Please transcribe the data below exactly. Leave the pictures out.

--- start ---

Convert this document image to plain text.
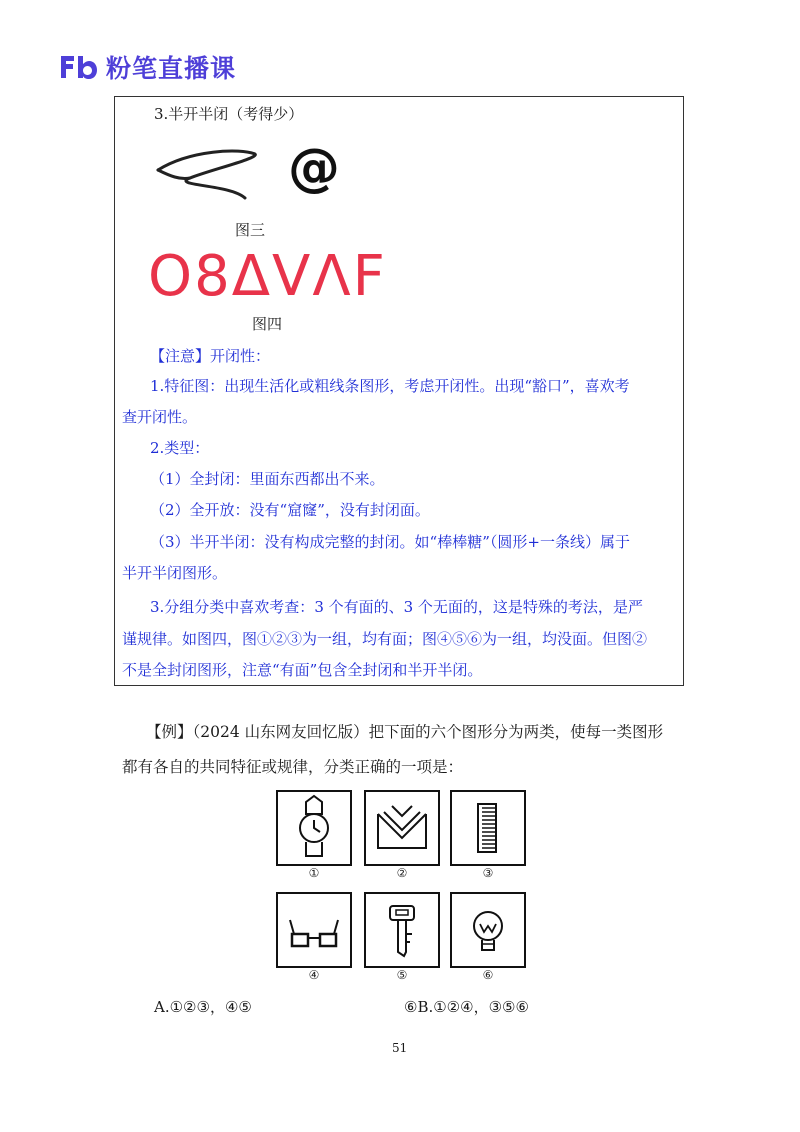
粉笔直播课
3.半开半闭（考得少）
@
图三
O8ΔVΛF
图四
【注意】开闭性：
1.特征图：出现生活化或粗线条图形，考虑开闭性。出现“豁口”，喜欢考
查开闭性。
2.类型：
（1）全封闭：里面东西都出不来。
（2）全开放：没有“窟窿”，没有封闭面。
（3）半开半闭：没有构成完整的封闭。如“棒棒糖”（圆形+一条线）属于
半开半闭图形。
3.分组分类中喜欢考查：3 个有面的、3 个无面的，这是特殊的考法，是严
谨规律。如图四，图①②③为一组，均有面；图④⑤⑥为一组，均没面。但图②
不是全封闭图形，注意“有面”包含全封闭和半开半闭。
【例】（2024 山东网友回忆版）把下面的六个图形分为两类，使每一类图形
都有各自的共同特征或规律，分类正确的一项是：
①	②	③
④	⑤	⑥
A.①②③，④⑤	⑥B.①②④，③⑤⑥
51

--- end ---

RESPONSE:
Convert this document image to plain text.
粉笔直播课
3.半开半闭（考得少）
@
图三
O8ΔVΛF
图四
【注意】开闭性：
1.特征图：出现生活化或粗线条图形，考虑开闭性。出现“豁口”，喜欢考
查开闭性。
2.类型：
（1）全封闭：里面东西都出不来。
（2）全开放：没有“窟窿”，没有封闭面。
（3）半开半闭：没有构成完整的封闭。如“棒棒糖”（圆形+一条线）属于
半开半闭图形。
3.分组分类中喜欢考查：3 个有面的、3 个无面的，这是特殊的考法，是严
谨规律。如图四，图①②③为一组，均有面；图④⑤⑥为一组，均没面。但图②
不是全封闭图形，注意“有面”包含全封闭和半开半闭。
【例】（2024 山东网友回忆版）把下面的六个图形分为两类，使每一类图形
都有各自的共同特征或规律，分类正确的一项是：
①	②	③
④	⑤	⑥
A.①②③，④⑤	⑥B.①②④，③⑤⑥
51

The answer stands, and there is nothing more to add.